→ **STATED TASK**: Copy the data below exactly, omitting any picture it contains.

→ **INFORMATION SHOWN**:
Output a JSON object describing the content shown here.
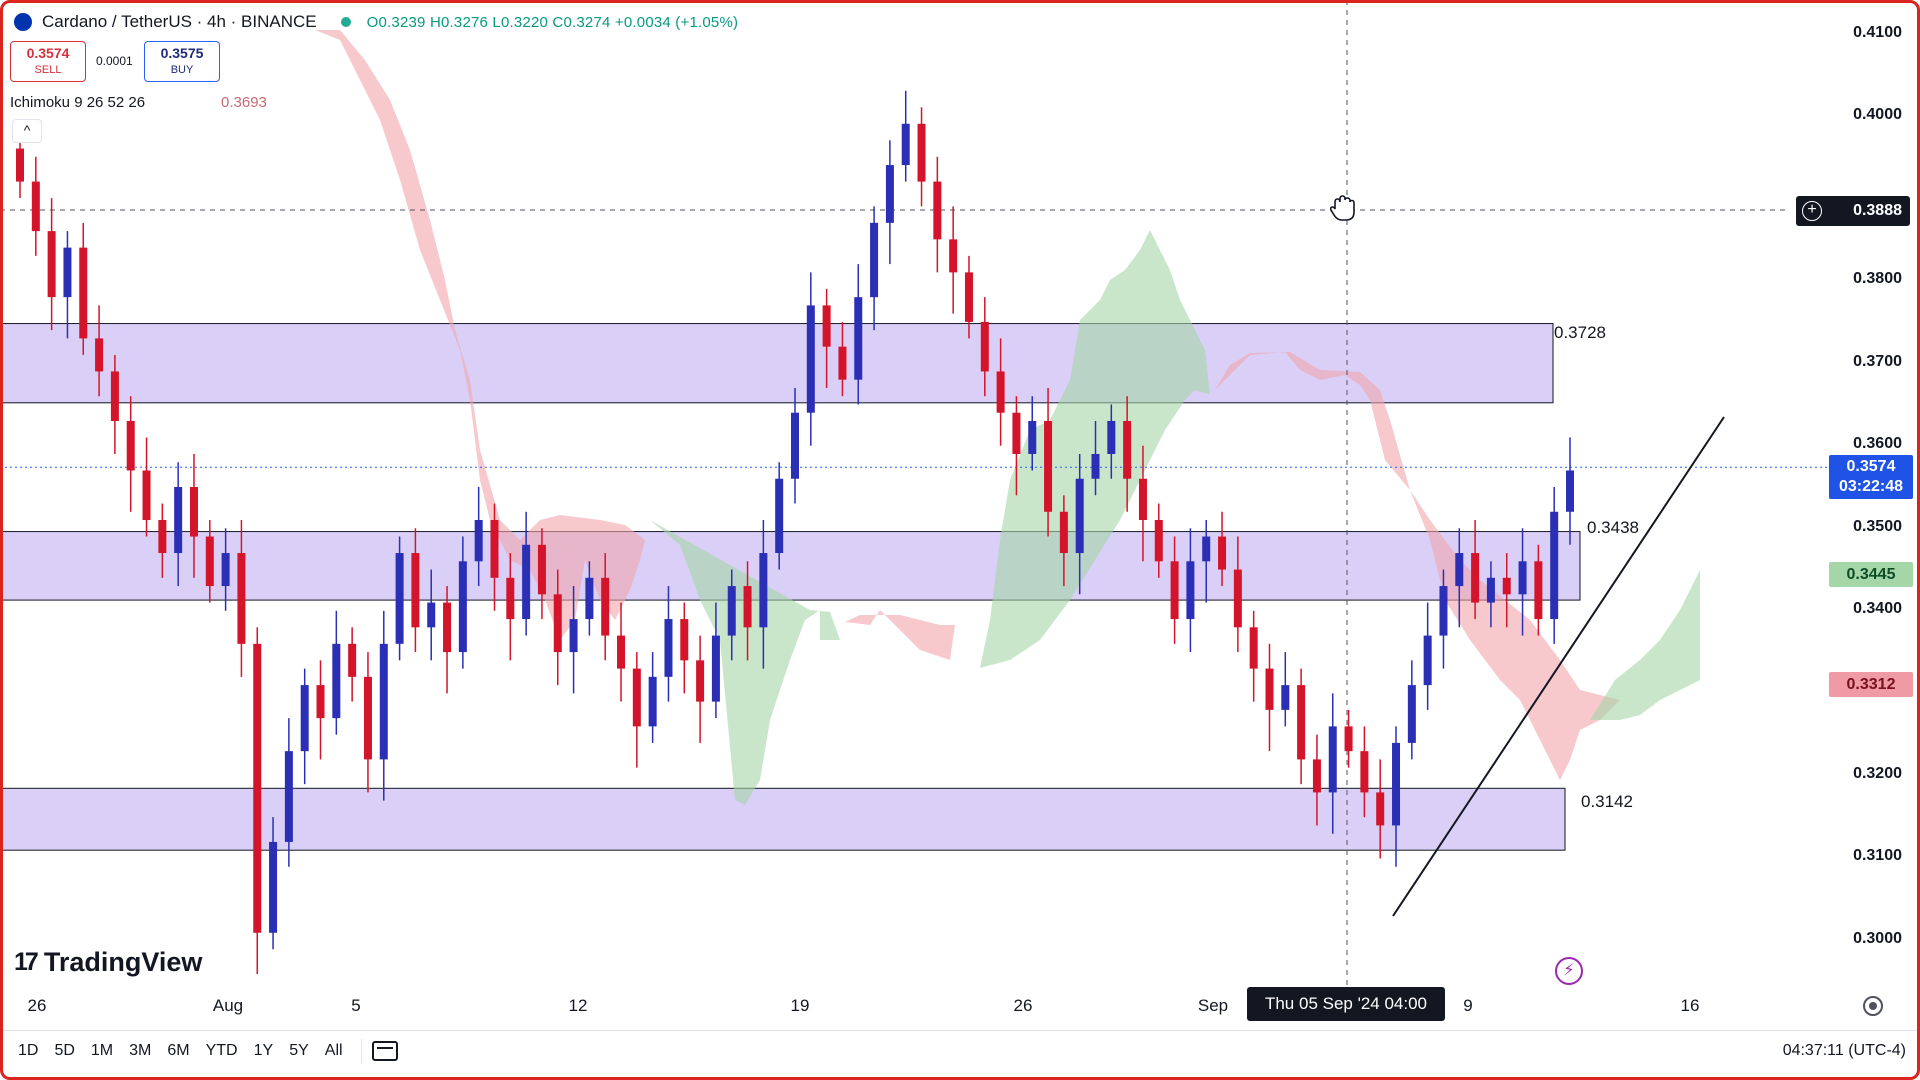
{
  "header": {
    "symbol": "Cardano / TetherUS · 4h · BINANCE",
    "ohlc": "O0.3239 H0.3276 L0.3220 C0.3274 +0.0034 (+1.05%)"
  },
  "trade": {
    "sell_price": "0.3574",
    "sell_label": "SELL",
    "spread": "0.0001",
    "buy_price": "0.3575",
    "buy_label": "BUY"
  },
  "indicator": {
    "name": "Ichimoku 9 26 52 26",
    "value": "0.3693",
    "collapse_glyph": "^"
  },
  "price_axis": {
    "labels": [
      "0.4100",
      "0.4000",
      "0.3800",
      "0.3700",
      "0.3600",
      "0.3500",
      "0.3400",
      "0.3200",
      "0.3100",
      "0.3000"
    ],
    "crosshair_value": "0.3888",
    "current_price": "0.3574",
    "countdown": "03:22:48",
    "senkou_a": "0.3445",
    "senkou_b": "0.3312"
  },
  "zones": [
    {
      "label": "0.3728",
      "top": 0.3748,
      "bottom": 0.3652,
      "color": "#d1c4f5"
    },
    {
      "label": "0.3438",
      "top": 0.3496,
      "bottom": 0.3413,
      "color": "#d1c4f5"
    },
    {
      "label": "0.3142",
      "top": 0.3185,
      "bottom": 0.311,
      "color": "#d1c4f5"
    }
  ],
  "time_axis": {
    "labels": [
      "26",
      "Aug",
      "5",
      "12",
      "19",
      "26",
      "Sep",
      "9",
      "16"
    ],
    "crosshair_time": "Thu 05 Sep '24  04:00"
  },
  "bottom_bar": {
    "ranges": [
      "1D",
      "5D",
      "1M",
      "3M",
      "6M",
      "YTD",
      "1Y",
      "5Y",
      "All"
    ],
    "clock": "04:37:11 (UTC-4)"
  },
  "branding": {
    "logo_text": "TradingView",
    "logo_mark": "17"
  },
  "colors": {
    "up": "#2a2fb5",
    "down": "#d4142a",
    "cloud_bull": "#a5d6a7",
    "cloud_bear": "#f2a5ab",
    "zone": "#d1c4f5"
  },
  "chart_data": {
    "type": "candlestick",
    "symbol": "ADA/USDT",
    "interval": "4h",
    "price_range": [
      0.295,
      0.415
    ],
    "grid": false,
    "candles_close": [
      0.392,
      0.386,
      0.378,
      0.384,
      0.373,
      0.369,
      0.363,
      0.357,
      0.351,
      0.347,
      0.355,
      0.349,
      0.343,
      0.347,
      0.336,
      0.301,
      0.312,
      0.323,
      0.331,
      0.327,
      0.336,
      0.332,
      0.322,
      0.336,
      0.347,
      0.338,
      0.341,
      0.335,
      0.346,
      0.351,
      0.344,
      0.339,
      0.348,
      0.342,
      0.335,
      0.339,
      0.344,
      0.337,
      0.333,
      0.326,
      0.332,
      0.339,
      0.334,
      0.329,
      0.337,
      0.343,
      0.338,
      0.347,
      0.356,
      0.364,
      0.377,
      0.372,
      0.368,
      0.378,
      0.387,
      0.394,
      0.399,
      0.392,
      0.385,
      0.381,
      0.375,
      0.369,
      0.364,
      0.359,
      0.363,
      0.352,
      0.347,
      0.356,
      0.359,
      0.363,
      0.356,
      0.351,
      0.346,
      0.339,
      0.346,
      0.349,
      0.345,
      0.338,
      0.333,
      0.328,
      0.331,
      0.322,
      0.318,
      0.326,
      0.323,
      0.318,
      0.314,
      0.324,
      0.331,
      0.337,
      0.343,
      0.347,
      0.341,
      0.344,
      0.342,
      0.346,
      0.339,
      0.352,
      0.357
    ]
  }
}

→ **REPLY TO THE EXERCISE**:
Output a JSON object describing the content shown here.
{
  "header": {
    "symbol": "Cardano / TetherUS · 4h · BINANCE",
    "ohlc": "O0.3239 H0.3276 L0.3220 C0.3274 +0.0034 (+1.05%)"
  },
  "trade": {
    "sell_price": "0.3574",
    "sell_label": "SELL",
    "spread": "0.0001",
    "buy_price": "0.3575",
    "buy_label": "BUY"
  },
  "indicator": {
    "name": "Ichimoku 9 26 52 26",
    "value": "0.3693",
    "collapse_glyph": "^"
  },
  "price_axis": {
    "labels": [
      "0.4100",
      "0.4000",
      "0.3800",
      "0.3700",
      "0.3600",
      "0.3500",
      "0.3400",
      "0.3200",
      "0.3100",
      "0.3000"
    ],
    "crosshair_value": "0.3888",
    "current_price": "0.3574",
    "countdown": "03:22:48",
    "senkou_a": "0.3445",
    "senkou_b": "0.3312"
  },
  "zones": [
    {
      "label": "0.3728",
      "top": 0.3748,
      "bottom": 0.3652,
      "color": "#d1c4f5"
    },
    {
      "label": "0.3438",
      "top": 0.3496,
      "bottom": 0.3413,
      "color": "#d1c4f5"
    },
    {
      "label": "0.3142",
      "top": 0.3185,
      "bottom": 0.311,
      "color": "#d1c4f5"
    }
  ],
  "time_axis": {
    "labels": [
      "26",
      "Aug",
      "5",
      "12",
      "19",
      "26",
      "Sep",
      "9",
      "16"
    ],
    "crosshair_time": "Thu 05 Sep '24  04:00"
  },
  "bottom_bar": {
    "ranges": [
      "1D",
      "5D",
      "1M",
      "3M",
      "6M",
      "YTD",
      "1Y",
      "5Y",
      "All"
    ],
    "clock": "04:37:11 (UTC-4)"
  },
  "branding": {
    "logo_text": "TradingView",
    "logo_mark": "17"
  },
  "colors": {
    "up": "#2a2fb5",
    "down": "#d4142a",
    "cloud_bull": "#a5d6a7",
    "cloud_bear": "#f2a5ab",
    "zone": "#d1c4f5"
  },
  "chart_data": {
    "type": "candlestick",
    "symbol": "ADA/USDT",
    "interval": "4h",
    "price_range": [
      0.295,
      0.415
    ],
    "grid": false,
    "candles_close": [
      0.392,
      0.386,
      0.378,
      0.384,
      0.373,
      0.369,
      0.363,
      0.357,
      0.351,
      0.347,
      0.355,
      0.349,
      0.343,
      0.347,
      0.336,
      0.301,
      0.312,
      0.323,
      0.331,
      0.327,
      0.336,
      0.332,
      0.322,
      0.336,
      0.347,
      0.338,
      0.341,
      0.335,
      0.346,
      0.351,
      0.344,
      0.339,
      0.348,
      0.342,
      0.335,
      0.339,
      0.344,
      0.337,
      0.333,
      0.326,
      0.332,
      0.339,
      0.334,
      0.329,
      0.337,
      0.343,
      0.338,
      0.347,
      0.356,
      0.364,
      0.377,
      0.372,
      0.368,
      0.378,
      0.387,
      0.394,
      0.399,
      0.392,
      0.385,
      0.381,
      0.375,
      0.369,
      0.364,
      0.359,
      0.363,
      0.352,
      0.347,
      0.356,
      0.359,
      0.363,
      0.356,
      0.351,
      0.346,
      0.339,
      0.346,
      0.349,
      0.345,
      0.338,
      0.333,
      0.328,
      0.331,
      0.322,
      0.318,
      0.326,
      0.323,
      0.318,
      0.314,
      0.324,
      0.331,
      0.337,
      0.343,
      0.347,
      0.341,
      0.344,
      0.342,
      0.346,
      0.339,
      0.352,
      0.357
    ]
  }
}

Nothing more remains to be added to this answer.